■ Problem details
Would you extract the whole listing below and retype it exactly?

■ Listed entries
BEGIN

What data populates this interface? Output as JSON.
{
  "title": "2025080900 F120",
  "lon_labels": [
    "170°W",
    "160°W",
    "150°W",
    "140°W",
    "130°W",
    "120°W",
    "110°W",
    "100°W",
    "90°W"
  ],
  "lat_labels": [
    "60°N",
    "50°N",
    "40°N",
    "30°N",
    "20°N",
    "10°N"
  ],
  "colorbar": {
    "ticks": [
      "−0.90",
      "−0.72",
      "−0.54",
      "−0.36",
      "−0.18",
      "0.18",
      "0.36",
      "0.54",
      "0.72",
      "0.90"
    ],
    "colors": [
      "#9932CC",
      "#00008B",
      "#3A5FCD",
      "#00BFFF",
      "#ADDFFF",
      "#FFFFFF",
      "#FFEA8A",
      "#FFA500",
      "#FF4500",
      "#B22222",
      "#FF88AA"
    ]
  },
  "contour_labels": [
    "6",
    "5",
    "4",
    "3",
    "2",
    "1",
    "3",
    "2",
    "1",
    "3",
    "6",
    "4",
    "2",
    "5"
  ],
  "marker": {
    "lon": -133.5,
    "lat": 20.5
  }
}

END

■ Worked solution
What data populates this interface? Output as JSON.
{
  "title": "2025080900 F120",
  "lon_labels": [
    "170°W",
    "160°W",
    "150°W",
    "140°W",
    "130°W",
    "120°W",
    "110°W",
    "100°W",
    "90°W"
  ],
  "lat_labels": [
    "60°N",
    "50°N",
    "40°N",
    "30°N",
    "20°N",
    "10°N"
  ],
  "colorbar": {
    "ticks": [
      "−0.90",
      "−0.72",
      "−0.54",
      "−0.36",
      "−0.18",
      "0.18",
      "0.36",
      "0.54",
      "0.72",
      "0.90"
    ],
    "colors": [
      "#9932CC",
      "#00008B",
      "#3A5FCD",
      "#00BFFF",
      "#ADDFFF",
      "#FFFFFF",
      "#FFEA8A",
      "#FFA500",
      "#FF4500",
      "#B22222",
      "#FF88AA"
    ]
  },
  "contour_labels": [
    "6",
    "5",
    "4",
    "3",
    "2",
    "1",
    "3",
    "2",
    "1",
    "3",
    "6",
    "4",
    "2",
    "5"
  ],
  "marker": {
    "lon": -133.5,
    "lat": 20.5
  }
}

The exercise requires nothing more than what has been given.